#### GIVEN DATA
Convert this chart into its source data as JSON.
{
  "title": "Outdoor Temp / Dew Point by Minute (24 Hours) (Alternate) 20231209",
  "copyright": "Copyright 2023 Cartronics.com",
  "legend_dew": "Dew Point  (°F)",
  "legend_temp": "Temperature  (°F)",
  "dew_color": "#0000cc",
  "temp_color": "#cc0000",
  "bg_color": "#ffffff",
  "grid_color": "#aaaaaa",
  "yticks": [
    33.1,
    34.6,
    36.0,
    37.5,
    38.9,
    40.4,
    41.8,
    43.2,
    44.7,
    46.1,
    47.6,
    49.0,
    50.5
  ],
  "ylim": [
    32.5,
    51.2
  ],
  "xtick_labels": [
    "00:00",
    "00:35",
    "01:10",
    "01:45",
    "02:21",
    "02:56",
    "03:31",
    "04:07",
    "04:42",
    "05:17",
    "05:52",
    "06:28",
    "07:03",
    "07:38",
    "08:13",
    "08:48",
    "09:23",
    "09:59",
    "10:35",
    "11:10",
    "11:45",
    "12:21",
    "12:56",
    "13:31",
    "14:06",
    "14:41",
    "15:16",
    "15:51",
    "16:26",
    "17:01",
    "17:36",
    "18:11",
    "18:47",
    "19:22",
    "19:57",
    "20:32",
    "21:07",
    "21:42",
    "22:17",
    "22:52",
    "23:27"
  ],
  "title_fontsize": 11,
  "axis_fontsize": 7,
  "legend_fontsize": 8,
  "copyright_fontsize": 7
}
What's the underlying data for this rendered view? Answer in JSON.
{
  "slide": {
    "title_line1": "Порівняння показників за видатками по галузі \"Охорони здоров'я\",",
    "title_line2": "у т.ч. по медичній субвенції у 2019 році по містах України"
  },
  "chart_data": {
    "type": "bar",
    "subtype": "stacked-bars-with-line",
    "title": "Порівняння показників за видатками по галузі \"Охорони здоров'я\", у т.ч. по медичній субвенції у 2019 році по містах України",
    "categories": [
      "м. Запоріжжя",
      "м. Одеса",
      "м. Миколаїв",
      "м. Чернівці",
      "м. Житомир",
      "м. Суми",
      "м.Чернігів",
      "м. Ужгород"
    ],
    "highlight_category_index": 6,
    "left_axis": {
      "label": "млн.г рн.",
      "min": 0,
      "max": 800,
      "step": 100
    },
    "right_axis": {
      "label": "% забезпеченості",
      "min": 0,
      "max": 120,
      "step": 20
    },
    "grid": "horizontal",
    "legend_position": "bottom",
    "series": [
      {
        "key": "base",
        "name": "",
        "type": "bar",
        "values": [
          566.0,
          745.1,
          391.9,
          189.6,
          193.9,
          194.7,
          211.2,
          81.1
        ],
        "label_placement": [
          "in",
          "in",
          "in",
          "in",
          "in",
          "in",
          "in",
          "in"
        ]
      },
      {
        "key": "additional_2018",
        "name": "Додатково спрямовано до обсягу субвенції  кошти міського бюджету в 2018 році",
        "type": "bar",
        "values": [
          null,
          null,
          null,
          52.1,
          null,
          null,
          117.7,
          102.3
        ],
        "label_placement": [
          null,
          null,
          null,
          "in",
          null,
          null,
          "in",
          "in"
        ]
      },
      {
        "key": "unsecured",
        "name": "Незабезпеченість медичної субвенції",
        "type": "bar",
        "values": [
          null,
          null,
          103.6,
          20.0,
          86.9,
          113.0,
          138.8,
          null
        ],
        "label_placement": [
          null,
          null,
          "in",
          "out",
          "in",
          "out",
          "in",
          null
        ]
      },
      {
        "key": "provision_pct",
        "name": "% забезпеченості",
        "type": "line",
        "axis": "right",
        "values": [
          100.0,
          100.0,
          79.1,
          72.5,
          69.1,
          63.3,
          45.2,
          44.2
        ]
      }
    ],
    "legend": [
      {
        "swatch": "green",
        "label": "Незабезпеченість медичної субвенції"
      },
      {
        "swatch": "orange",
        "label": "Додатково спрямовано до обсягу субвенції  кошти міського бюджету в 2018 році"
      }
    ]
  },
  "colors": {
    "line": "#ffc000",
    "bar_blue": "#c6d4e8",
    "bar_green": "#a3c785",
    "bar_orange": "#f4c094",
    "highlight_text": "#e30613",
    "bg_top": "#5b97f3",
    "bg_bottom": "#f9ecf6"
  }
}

#### WORK TO BE COMPLETED
Isolate the lines above that contain the word "Охорони" and copy them.

#### ANSWER TO THE PROBLEM
    "title_line1": "Порівняння показників за видатками по галузі \"Охорони здоров'я\",",
    "title": "Порівняння показників за видатками по галузі \"Охорони здоров'я\", у т.ч. по медичній субвенції у 2019 році по містах України",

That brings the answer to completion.